• Written exercise:
Write out every row below word for word, leaving out the pictures.
***
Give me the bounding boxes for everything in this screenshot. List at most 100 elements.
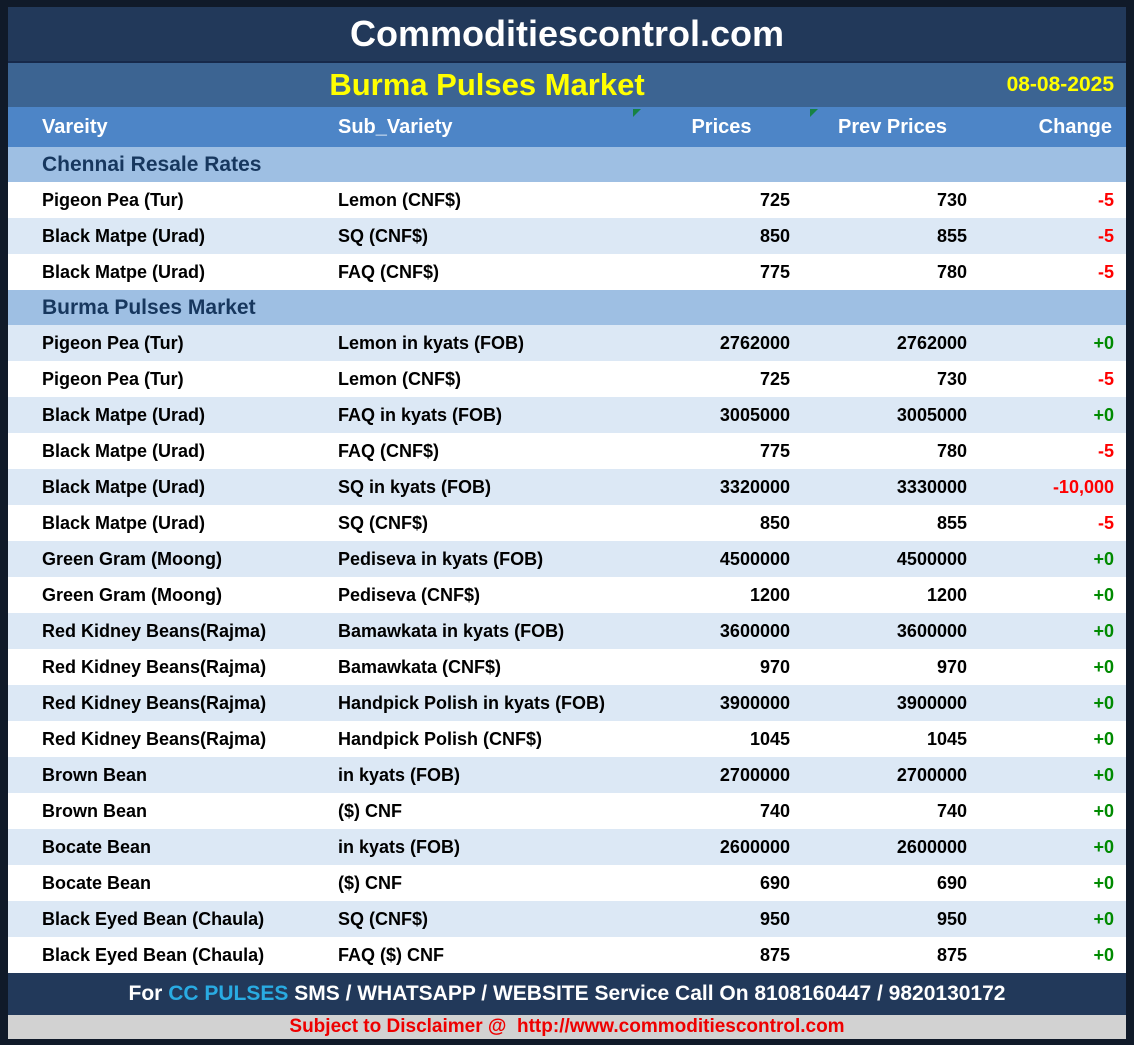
site-title: Commoditiescontrol.com xyxy=(349,13,785,54)
cell-sub-variety: FAQ ($) CNF xyxy=(338,944,444,965)
table-row: Red Kidney Beans(Rajma) Handpick Polish (… xyxy=(8,721,1126,757)
cell-variety: Red Kidney Beans(Rajma) xyxy=(42,728,267,749)
table-row: Brown Bean ($) CNF 740 740 +0 xyxy=(8,793,1126,829)
cell-prev-price: 2700000 xyxy=(896,764,967,785)
cell-sub-variety: Handpick Polish (CNF$) xyxy=(338,728,543,749)
cell-variety: Green Gram (Moong) xyxy=(42,584,223,605)
cell-variety: Black Eyed Bean (Chaula) xyxy=(42,908,265,929)
cell-price: 775 xyxy=(759,261,790,282)
table-body: Chennai Resale Rates Pigeon Pea (Tur) Lemo… xyxy=(8,147,1126,973)
cell-sub-variety: SQ (CNF$) xyxy=(338,225,428,246)
column-header-sub: Sub_Variety xyxy=(330,107,633,147)
table-row: Black Matpe (Urad) SQ in kyats (FOB) 33200… xyxy=(8,469,1126,505)
cell-price: 4500000 xyxy=(719,548,790,569)
cell-price: 3900000 xyxy=(719,692,790,713)
section-title: Burma Pulses Market xyxy=(42,295,256,319)
service-prefix: For xyxy=(128,982,169,1005)
cell-sub-variety: ($) CNF xyxy=(338,872,402,893)
column-header-price: Prices xyxy=(633,107,810,147)
cell-price: 850 xyxy=(759,512,790,533)
cell-prev-price: 3600000 xyxy=(896,620,967,641)
column-header-prev: Prev Prices xyxy=(810,107,975,147)
cell-change: +0 xyxy=(1093,836,1114,857)
cell-variety: Bocate Bean xyxy=(42,872,152,893)
cell-variety: Green Gram (Moong) xyxy=(42,548,223,569)
table-row: Pigeon Pea (Tur) Lemon (CNF$) 725 730 -5 xyxy=(8,182,1126,218)
cell-prev-price: 1200 xyxy=(926,584,967,605)
cell-variety: Pigeon Pea (Tur) xyxy=(42,332,184,353)
cell-price: 2762000 xyxy=(719,332,790,353)
cell-change: +0 xyxy=(1093,800,1114,821)
bottom-strip xyxy=(8,1039,1126,1045)
cell-sub-variety: Pediseva in kyats (FOB) xyxy=(338,548,544,569)
cell-change: +0 xyxy=(1093,656,1114,677)
table-row: Green Gram (Moong) Pediseva in kyats (FOB… xyxy=(8,541,1126,577)
cell-price: 950 xyxy=(759,908,790,929)
cell-prev-price: 1045 xyxy=(926,728,967,749)
cell-variety: Black Matpe (Urad) xyxy=(42,225,206,246)
cell-change: -5 xyxy=(1097,512,1114,533)
cell-variety: Red Kidney Beans(Rajma) xyxy=(42,692,267,713)
cell-sub-variety: SQ (CNF$) xyxy=(338,908,428,929)
cell-change: +0 xyxy=(1093,908,1114,929)
cell-price: 3600000 xyxy=(719,620,790,641)
cell-variety: Black Matpe (Urad) xyxy=(42,476,206,497)
cell-price: 690 xyxy=(759,872,790,893)
cell-prev-price: 4500000 xyxy=(896,548,967,569)
cell-prev-price: 875 xyxy=(936,944,967,965)
cell-prev-price: 740 xyxy=(936,800,967,821)
table-header-row: Vareity Sub_Variety Prices Prev Prices Chang… xyxy=(8,107,1126,147)
report-title: Burma Pulses Market xyxy=(329,67,645,102)
table-row: Black Matpe (Urad) FAQ (CNF$) 775 780 -5 xyxy=(8,433,1126,469)
cell-variety: Red Kidney Beans(Rajma) xyxy=(42,656,267,677)
cell-change: -10,000 xyxy=(1052,476,1114,497)
cell-sub-variety: in kyats (FOB) xyxy=(338,836,461,857)
cell-variety: Pigeon Pea (Tur) xyxy=(42,189,184,210)
cell-note-marker-icon xyxy=(633,109,641,117)
cell-change: +0 xyxy=(1093,620,1114,641)
table-row: Black Matpe (Urad) FAQ (CNF$) 775 780 -5 xyxy=(8,254,1126,290)
report-date: 08-08-2025 xyxy=(1006,73,1114,96)
cell-sub-variety: FAQ (CNF$) xyxy=(338,440,439,461)
section-header-row: Chennai Resale Rates xyxy=(8,147,1126,182)
cell-sub-variety: FAQ (CNF$) xyxy=(338,261,439,282)
cell-prev-price: 855 xyxy=(936,225,967,246)
cell-variety: Pigeon Pea (Tur) xyxy=(42,368,184,389)
cell-prev-price: 3330000 xyxy=(896,476,967,497)
cell-sub-variety: FAQ in kyats (FOB) xyxy=(338,404,503,425)
column-header-change: Change xyxy=(975,107,1126,147)
table-row: Black Matpe (Urad) SQ (CNF$) 850 855 -5 xyxy=(8,218,1126,254)
cell-variety: Bocate Bean xyxy=(42,836,152,857)
cell-change: +0 xyxy=(1093,872,1114,893)
cell-variety: Black Matpe (Urad) xyxy=(42,261,206,282)
cell-price: 875 xyxy=(759,944,790,965)
service-bar: For CC PULSES SMS / WHATSAPP / WEBSITE S… xyxy=(8,973,1126,1015)
table-row: Red Kidney Beans(Rajma) Bamawkata in kyat… xyxy=(8,613,1126,649)
table-row: Black Matpe (Urad) SQ (CNF$) 850 855 -5 xyxy=(8,505,1126,541)
cell-change: -5 xyxy=(1097,225,1114,246)
table-row: Red Kidney Beans(Rajma) Handpick Polish i… xyxy=(8,685,1126,721)
column-header-label: Prev Prices xyxy=(838,115,947,138)
cell-sub-variety: SQ (CNF$) xyxy=(338,512,428,533)
cell-price: 2600000 xyxy=(719,836,790,857)
cell-prev-price: 3900000 xyxy=(896,692,967,713)
cell-price: 970 xyxy=(759,656,790,677)
cell-prev-price: 2600000 xyxy=(896,836,967,857)
cell-change: +0 xyxy=(1093,548,1114,569)
table-row: Black Eyed Bean (Chaula) FAQ ($) CNF 875 87… xyxy=(8,937,1126,973)
cell-prev-price: 2762000 xyxy=(896,332,967,353)
cell-price: 740 xyxy=(759,800,790,821)
title-bar: Commoditiescontrol.com xyxy=(8,7,1126,61)
cell-price: 850 xyxy=(759,225,790,246)
table-row: Red Kidney Beans(Rajma) Bamawkata (CNF$) 9… xyxy=(8,649,1126,685)
cell-change: +0 xyxy=(1093,692,1114,713)
column-header-var: Vareity xyxy=(8,107,330,147)
cell-change: -5 xyxy=(1097,189,1114,210)
cell-prev-price: 690 xyxy=(936,872,967,893)
cell-prev-price: 730 xyxy=(936,189,967,210)
cell-variety: Black Matpe (Urad) xyxy=(42,440,206,461)
disclaimer-bar: Subject to Disclaimer @ http://www.commo… xyxy=(8,1015,1126,1039)
table-row: Black Matpe (Urad) FAQ in kyats (FOB) 3005… xyxy=(8,397,1126,433)
cell-change: -5 xyxy=(1097,368,1114,389)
***
• The completed task:
Give me the bounding boxes for everything in this screenshot. List at most 100 elements.
site-title: Commoditiescontrol.com xyxy=(349,13,785,54)
cell-sub-variety: FAQ ($) CNF xyxy=(338,944,444,965)
table-row: Red Kidney Beans(Rajma) Handpick Polish (… xyxy=(8,721,1126,757)
cell-variety: Red Kidney Beans(Rajma) xyxy=(42,728,267,749)
table-row: Brown Bean ($) CNF 740 740 +0 xyxy=(8,793,1126,829)
cell-prev-price: 2700000 xyxy=(896,764,967,785)
cell-sub-variety: Handpick Polish (CNF$) xyxy=(338,728,543,749)
cell-variety: Green Gram (Moong) xyxy=(42,584,223,605)
cell-variety: Black Eyed Bean (Chaula) xyxy=(42,908,265,929)
cell-price: 775 xyxy=(759,261,790,282)
table-body: Chennai Resale Rates Pigeon Pea (Tur) Lemo… xyxy=(8,147,1126,973)
cell-sub-variety: SQ (CNF$) xyxy=(338,225,428,246)
column-header-sub: Sub_Variety xyxy=(330,107,633,147)
table-row: Black Matpe (Urad) SQ in kyats (FOB) 33200… xyxy=(8,469,1126,505)
cell-price: 4500000 xyxy=(719,548,790,569)
cell-price: 3900000 xyxy=(719,692,790,713)
section-title: Burma Pulses Market xyxy=(42,295,256,319)
service-prefix: For xyxy=(128,982,169,1005)
cell-sub-variety: ($) CNF xyxy=(338,872,402,893)
column-header-price: Prices xyxy=(633,107,810,147)
cell-price: 850 xyxy=(759,512,790,533)
cell-prev-price: 3600000 xyxy=(896,620,967,641)
column-header-prev: Prev Prices xyxy=(810,107,975,147)
cell-change: +0 xyxy=(1093,836,1114,857)
cell-variety: Bocate Bean xyxy=(42,872,152,893)
cell-variety: Green Gram (Moong) xyxy=(42,548,223,569)
table-row: Pigeon Pea (Tur) Lemon (CNF$) 725 730 -5 xyxy=(8,182,1126,218)
cell-prev-price: 1200 xyxy=(926,584,967,605)
cell-variety: Pigeon Pea (Tur) xyxy=(42,332,184,353)
cell-price: 2762000 xyxy=(719,332,790,353)
cell-change: +0 xyxy=(1093,800,1114,821)
bottom-strip xyxy=(8,1039,1126,1045)
cell-sub-variety: Pediseva in kyats (FOB) xyxy=(338,548,544,569)
cell-change: +0 xyxy=(1093,656,1114,677)
table-row: Green Gram (Moong) Pediseva in kyats (FOB… xyxy=(8,541,1126,577)
cell-price: 950 xyxy=(759,908,790,929)
cell-prev-price: 1045 xyxy=(926,728,967,749)
cell-variety: Black Matpe (Urad) xyxy=(42,225,206,246)
cell-change: -5 xyxy=(1097,512,1114,533)
cell-variety: Red Kidney Beans(Rajma) xyxy=(42,692,267,713)
cell-sub-variety: SQ (CNF$) xyxy=(338,908,428,929)
cell-change: +0 xyxy=(1093,908,1114,929)
cell-price: 3600000 xyxy=(719,620,790,641)
cell-variety: Black Matpe (Urad) xyxy=(42,476,206,497)
cell-price: 690 xyxy=(759,872,790,893)
cell-prev-price: 4500000 xyxy=(896,548,967,569)
cell-prev-price: 875 xyxy=(936,944,967,965)
cell-prev-price: 740 xyxy=(936,800,967,821)
table-header-row: Vareity Sub_Variety Prices Prev Prices Chang… xyxy=(8,107,1126,147)
report-title: Burma Pulses Market xyxy=(329,67,645,102)
table-row: Black Matpe (Urad) FAQ (CNF$) 775 780 -5 xyxy=(8,433,1126,469)
cell-variety: Red Kidney Beans(Rajma) xyxy=(42,656,267,677)
cell-change: -10,000 xyxy=(1052,476,1114,497)
cell-sub-variety: in kyats (FOB) xyxy=(338,836,461,857)
cell-variety: Pigeon Pea (Tur) xyxy=(42,189,184,210)
cell-note-marker-icon xyxy=(633,109,641,117)
cell-change: +0 xyxy=(1093,620,1114,641)
table-row: Black Matpe (Urad) FAQ (CNF$) 775 780 -5 xyxy=(8,254,1126,290)
report-date: 08-08-2025 xyxy=(1006,73,1114,96)
cell-sub-variety: FAQ (CNF$) xyxy=(338,440,439,461)
section-header-row: Chennai Resale Rates xyxy=(8,147,1126,182)
cell-sub-variety: FAQ (CNF$) xyxy=(338,261,439,282)
cell-prev-price: 855 xyxy=(936,225,967,246)
cell-variety: Pigeon Pea (Tur) xyxy=(42,368,184,389)
cell-prev-price: 3330000 xyxy=(896,476,967,497)
cell-sub-variety: FAQ in kyats (FOB) xyxy=(338,404,503,425)
column-header-change: Change xyxy=(975,107,1126,147)
table-row: Black Matpe (Urad) SQ (CNF$) 850 855 -5 xyxy=(8,218,1126,254)
cell-variety: Bocate Bean xyxy=(42,836,152,857)
cell-change: +0 xyxy=(1093,872,1114,893)
cell-variety: Black Matpe (Urad) xyxy=(42,261,206,282)
cell-price: 875 xyxy=(759,944,790,965)
service-bar: For CC PULSES SMS / WHATSAPP / WEBSITE S… xyxy=(8,973,1126,1015)
table-row: Red Kidney Beans(Rajma) Bamawkata in kyat… xyxy=(8,613,1126,649)
table-row: Black Matpe (Urad) SQ (CNF$) 850 855 -5 xyxy=(8,505,1126,541)
cell-change: -5 xyxy=(1097,225,1114,246)
table-row: Red Kidney Beans(Rajma) Handpick Polish i… xyxy=(8,685,1126,721)
column-header-label: Prev Prices xyxy=(838,115,947,138)
cell-sub-variety: SQ (CNF$) xyxy=(338,512,428,533)
cell-price: 2600000 xyxy=(719,836,790,857)
cell-prev-price: 3900000 xyxy=(896,692,967,713)
cell-price: 970 xyxy=(759,656,790,677)
cell-prev-price: 2600000 xyxy=(896,836,967,857)
cell-change: +0 xyxy=(1093,548,1114,569)
table-row: Black Eyed Bean (Chaula) FAQ ($) CNF 875 87… xyxy=(8,937,1126,973)
cell-prev-price: 2762000 xyxy=(896,332,967,353)
cell-price: 740 xyxy=(759,800,790,821)
title-bar: Commoditiescontrol.com xyxy=(8,7,1126,61)
cell-price: 850 xyxy=(759,225,790,246)
table-row: Red Kidney Beans(Rajma) Bamawkata (CNF$) 9… xyxy=(8,649,1126,685)
cell-change: +0 xyxy=(1093,692,1114,713)
column-header-var: Vareity xyxy=(8,107,330,147)
cell-change: -5 xyxy=(1097,189,1114,210)
cell-prev-price: 690 xyxy=(936,872,967,893)
cell-prev-price: 730 xyxy=(936,189,967,210)
cell-variety: Black Matpe (Urad) xyxy=(42,440,206,461)
disclaimer-bar: Subject to Disclaimer @ http://www.commo… xyxy=(8,1015,1126,1039)
table-row: Black Matpe (Urad) FAQ in kyats (FOB) 3005… xyxy=(8,397,1126,433)
cell-change: -5 xyxy=(1097,368,1114,389)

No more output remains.